### INFORMATION PROVIDED:
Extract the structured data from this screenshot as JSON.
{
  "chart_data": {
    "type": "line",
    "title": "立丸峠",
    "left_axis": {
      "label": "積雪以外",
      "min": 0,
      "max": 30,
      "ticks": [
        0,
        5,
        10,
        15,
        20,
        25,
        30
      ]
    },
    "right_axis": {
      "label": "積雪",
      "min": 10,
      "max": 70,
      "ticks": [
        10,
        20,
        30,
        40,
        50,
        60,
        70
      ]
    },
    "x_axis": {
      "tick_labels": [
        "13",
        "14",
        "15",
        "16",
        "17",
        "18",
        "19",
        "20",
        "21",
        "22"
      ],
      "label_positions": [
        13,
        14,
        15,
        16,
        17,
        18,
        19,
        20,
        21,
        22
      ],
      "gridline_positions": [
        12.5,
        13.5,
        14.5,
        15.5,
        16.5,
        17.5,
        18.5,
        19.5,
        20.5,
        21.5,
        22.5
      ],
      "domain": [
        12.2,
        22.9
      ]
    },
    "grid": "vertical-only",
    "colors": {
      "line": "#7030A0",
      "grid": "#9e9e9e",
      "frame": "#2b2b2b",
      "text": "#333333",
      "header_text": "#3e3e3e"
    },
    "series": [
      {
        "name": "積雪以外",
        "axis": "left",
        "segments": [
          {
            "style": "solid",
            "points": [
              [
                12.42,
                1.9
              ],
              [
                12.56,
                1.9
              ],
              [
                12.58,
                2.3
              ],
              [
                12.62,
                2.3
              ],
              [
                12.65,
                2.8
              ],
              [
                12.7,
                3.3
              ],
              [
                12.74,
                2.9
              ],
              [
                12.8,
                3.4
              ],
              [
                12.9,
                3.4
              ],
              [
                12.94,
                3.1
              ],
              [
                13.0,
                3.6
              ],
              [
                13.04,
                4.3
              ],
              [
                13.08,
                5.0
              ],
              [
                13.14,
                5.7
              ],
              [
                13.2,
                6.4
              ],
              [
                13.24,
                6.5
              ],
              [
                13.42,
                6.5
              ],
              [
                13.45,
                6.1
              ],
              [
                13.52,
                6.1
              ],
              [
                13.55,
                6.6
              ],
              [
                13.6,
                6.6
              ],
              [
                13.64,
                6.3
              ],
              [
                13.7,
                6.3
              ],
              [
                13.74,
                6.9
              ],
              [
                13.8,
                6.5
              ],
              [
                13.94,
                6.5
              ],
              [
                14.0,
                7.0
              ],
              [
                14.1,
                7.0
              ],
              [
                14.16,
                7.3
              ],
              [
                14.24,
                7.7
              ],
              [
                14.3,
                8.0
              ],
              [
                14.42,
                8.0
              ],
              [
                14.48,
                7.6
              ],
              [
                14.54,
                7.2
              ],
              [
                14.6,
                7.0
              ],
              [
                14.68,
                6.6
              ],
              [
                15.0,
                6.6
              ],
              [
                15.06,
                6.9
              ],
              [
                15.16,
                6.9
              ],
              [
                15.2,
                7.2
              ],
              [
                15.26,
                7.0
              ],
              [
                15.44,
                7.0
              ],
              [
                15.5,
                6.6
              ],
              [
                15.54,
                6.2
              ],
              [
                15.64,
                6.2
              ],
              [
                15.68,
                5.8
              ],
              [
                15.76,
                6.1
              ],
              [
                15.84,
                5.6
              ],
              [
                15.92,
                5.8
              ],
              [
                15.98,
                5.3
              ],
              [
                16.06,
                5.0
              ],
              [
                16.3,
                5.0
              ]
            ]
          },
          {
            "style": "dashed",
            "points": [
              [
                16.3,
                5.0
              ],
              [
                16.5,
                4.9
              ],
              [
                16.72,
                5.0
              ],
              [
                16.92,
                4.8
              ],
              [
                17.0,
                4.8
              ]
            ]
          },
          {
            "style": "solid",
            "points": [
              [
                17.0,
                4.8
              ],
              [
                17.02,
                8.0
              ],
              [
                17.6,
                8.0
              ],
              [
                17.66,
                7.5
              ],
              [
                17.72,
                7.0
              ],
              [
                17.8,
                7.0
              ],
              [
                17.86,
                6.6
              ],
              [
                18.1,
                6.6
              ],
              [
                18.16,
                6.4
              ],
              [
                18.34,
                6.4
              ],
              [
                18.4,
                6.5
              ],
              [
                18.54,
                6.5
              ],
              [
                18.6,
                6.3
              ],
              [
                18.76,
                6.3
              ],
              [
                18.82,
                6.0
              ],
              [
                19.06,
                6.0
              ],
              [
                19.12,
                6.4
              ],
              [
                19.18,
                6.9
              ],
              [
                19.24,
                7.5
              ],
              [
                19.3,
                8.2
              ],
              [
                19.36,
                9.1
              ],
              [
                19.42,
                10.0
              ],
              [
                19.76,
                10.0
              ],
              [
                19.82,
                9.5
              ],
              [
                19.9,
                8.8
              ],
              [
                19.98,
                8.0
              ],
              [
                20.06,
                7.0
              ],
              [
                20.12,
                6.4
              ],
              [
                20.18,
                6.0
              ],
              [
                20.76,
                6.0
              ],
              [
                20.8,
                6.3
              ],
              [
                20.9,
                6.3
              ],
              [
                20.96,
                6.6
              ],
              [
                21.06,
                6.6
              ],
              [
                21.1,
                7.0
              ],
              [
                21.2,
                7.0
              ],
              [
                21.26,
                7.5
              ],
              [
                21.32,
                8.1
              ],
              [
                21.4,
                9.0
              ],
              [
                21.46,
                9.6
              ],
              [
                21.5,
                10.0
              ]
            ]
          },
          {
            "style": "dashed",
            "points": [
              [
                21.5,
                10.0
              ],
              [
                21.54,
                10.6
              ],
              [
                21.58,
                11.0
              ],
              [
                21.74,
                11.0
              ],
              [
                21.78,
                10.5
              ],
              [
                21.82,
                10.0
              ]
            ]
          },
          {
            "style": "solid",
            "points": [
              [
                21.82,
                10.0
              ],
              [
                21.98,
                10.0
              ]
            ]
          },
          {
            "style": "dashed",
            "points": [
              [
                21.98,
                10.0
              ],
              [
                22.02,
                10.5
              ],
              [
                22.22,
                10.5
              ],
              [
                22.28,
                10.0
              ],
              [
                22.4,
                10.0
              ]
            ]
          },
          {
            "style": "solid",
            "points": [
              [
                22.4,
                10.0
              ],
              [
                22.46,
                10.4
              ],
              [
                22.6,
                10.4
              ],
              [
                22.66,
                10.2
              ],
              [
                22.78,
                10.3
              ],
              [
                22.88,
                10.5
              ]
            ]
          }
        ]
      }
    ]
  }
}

### PROBLEM TO WORK ON:
Reproduce the material exactly, with every line intact.

### RIGHT ANSWER:
Extract the structured data from this screenshot as JSON.
{
  "chart_data": {
    "type": "line",
    "title": "立丸峠",
    "left_axis": {
      "label": "積雪以外",
      "min": 0,
      "max": 30,
      "ticks": [
        0,
        5,
        10,
        15,
        20,
        25,
        30
      ]
    },
    "right_axis": {
      "label": "積雪",
      "min": 10,
      "max": 70,
      "ticks": [
        10,
        20,
        30,
        40,
        50,
        60,
        70
      ]
    },
    "x_axis": {
      "tick_labels": [
        "13",
        "14",
        "15",
        "16",
        "17",
        "18",
        "19",
        "20",
        "21",
        "22"
      ],
      "label_positions": [
        13,
        14,
        15,
        16,
        17,
        18,
        19,
        20,
        21,
        22
      ],
      "gridline_positions": [
        12.5,
        13.5,
        14.5,
        15.5,
        16.5,
        17.5,
        18.5,
        19.5,
        20.5,
        21.5,
        22.5
      ],
      "domain": [
        12.2,
        22.9
      ]
    },
    "grid": "vertical-only",
    "colors": {
      "line": "#7030A0",
      "grid": "#9e9e9e",
      "frame": "#2b2b2b",
      "text": "#333333",
      "header_text": "#3e3e3e"
    },
    "series": [
      {
        "name": "積雪以外",
        "axis": "left",
        "segments": [
          {
            "style": "solid",
            "points": [
              [
                12.42,
                1.9
              ],
              [
                12.56,
                1.9
              ],
              [
                12.58,
                2.3
              ],
              [
                12.62,
                2.3
              ],
              [
                12.65,
                2.8
              ],
              [
                12.7,
                3.3
              ],
              [
                12.74,
                2.9
              ],
              [
                12.8,
                3.4
              ],
              [
                12.9,
                3.4
              ],
              [
                12.94,
                3.1
              ],
              [
                13.0,
                3.6
              ],
              [
                13.04,
                4.3
              ],
              [
                13.08,
                5.0
              ],
              [
                13.14,
                5.7
              ],
              [
                13.2,
                6.4
              ],
              [
                13.24,
                6.5
              ],
              [
                13.42,
                6.5
              ],
              [
                13.45,
                6.1
              ],
              [
                13.52,
                6.1
              ],
              [
                13.55,
                6.6
              ],
              [
                13.6,
                6.6
              ],
              [
                13.64,
                6.3
              ],
              [
                13.7,
                6.3
              ],
              [
                13.74,
                6.9
              ],
              [
                13.8,
                6.5
              ],
              [
                13.94,
                6.5
              ],
              [
                14.0,
                7.0
              ],
              [
                14.1,
                7.0
              ],
              [
                14.16,
                7.3
              ],
              [
                14.24,
                7.7
              ],
              [
                14.3,
                8.0
              ],
              [
                14.42,
                8.0
              ],
              [
                14.48,
                7.6
              ],
              [
                14.54,
                7.2
              ],
              [
                14.6,
                7.0
              ],
              [
                14.68,
                6.6
              ],
              [
                15.0,
                6.6
              ],
              [
                15.06,
                6.9
              ],
              [
                15.16,
                6.9
              ],
              [
                15.2,
                7.2
              ],
              [
                15.26,
                7.0
              ],
              [
                15.44,
                7.0
              ],
              [
                15.5,
                6.6
              ],
              [
                15.54,
                6.2
              ],
              [
                15.64,
                6.2
              ],
              [
                15.68,
                5.8
              ],
              [
                15.76,
                6.1
              ],
              [
                15.84,
                5.6
              ],
              [
                15.92,
                5.8
              ],
              [
                15.98,
                5.3
              ],
              [
                16.06,
                5.0
              ],
              [
                16.3,
                5.0
              ]
            ]
          },
          {
            "style": "dashed",
            "points": [
              [
                16.3,
                5.0
              ],
              [
                16.5,
                4.9
              ],
              [
                16.72,
                5.0
              ],
              [
                16.92,
                4.8
              ],
              [
                17.0,
                4.8
              ]
            ]
          },
          {
            "style": "solid",
            "points": [
              [
                17.0,
                4.8
              ],
              [
                17.02,
                8.0
              ],
              [
                17.6,
                8.0
              ],
              [
                17.66,
                7.5
              ],
              [
                17.72,
                7.0
              ],
              [
                17.8,
                7.0
              ],
              [
                17.86,
                6.6
              ],
              [
                18.1,
                6.6
              ],
              [
                18.16,
                6.4
              ],
              [
                18.34,
                6.4
              ],
              [
                18.4,
                6.5
              ],
              [
                18.54,
                6.5
              ],
              [
                18.6,
                6.3
              ],
              [
                18.76,
                6.3
              ],
              [
                18.82,
                6.0
              ],
              [
                19.06,
                6.0
              ],
              [
                19.12,
                6.4
              ],
              [
                19.18,
                6.9
              ],
              [
                19.24,
                7.5
              ],
              [
                19.3,
                8.2
              ],
              [
                19.36,
                9.1
              ],
              [
                19.42,
                10.0
              ],
              [
                19.76,
                10.0
              ],
              [
                19.82,
                9.5
              ],
              [
                19.9,
                8.8
              ],
              [
                19.98,
                8.0
              ],
              [
                20.06,
                7.0
              ],
              [
                20.12,
                6.4
              ],
              [
                20.18,
                6.0
              ],
              [
                20.76,
                6.0
              ],
              [
                20.8,
                6.3
              ],
              [
                20.9,
                6.3
              ],
              [
                20.96,
                6.6
              ],
              [
                21.06,
                6.6
              ],
              [
                21.1,
                7.0
              ],
              [
                21.2,
                7.0
              ],
              [
                21.26,
                7.5
              ],
              [
                21.32,
                8.1
              ],
              [
                21.4,
                9.0
              ],
              [
                21.46,
                9.6
              ],
              [
                21.5,
                10.0
              ]
            ]
          },
          {
            "style": "dashed",
            "points": [
              [
                21.5,
                10.0
              ],
              [
                21.54,
                10.6
              ],
              [
                21.58,
                11.0
              ],
              [
                21.74,
                11.0
              ],
              [
                21.78,
                10.5
              ],
              [
                21.82,
                10.0
              ]
            ]
          },
          {
            "style": "solid",
            "points": [
              [
                21.82,
                10.0
              ],
              [
                21.98,
                10.0
              ]
            ]
          },
          {
            "style": "dashed",
            "points": [
              [
                21.98,
                10.0
              ],
              [
                22.02,
                10.5
              ],
              [
                22.22,
                10.5
              ],
              [
                22.28,
                10.0
              ],
              [
                22.4,
                10.0
              ]
            ]
          },
          {
            "style": "solid",
            "points": [
              [
                22.4,
                10.0
              ],
              [
                22.46,
                10.4
              ],
              [
                22.6,
                10.4
              ],
              [
                22.66,
                10.2
              ],
              [
                22.78,
                10.3
              ],
              [
                22.88,
                10.5
              ]
            ]
          }
        ]
      }
    ]
  }
}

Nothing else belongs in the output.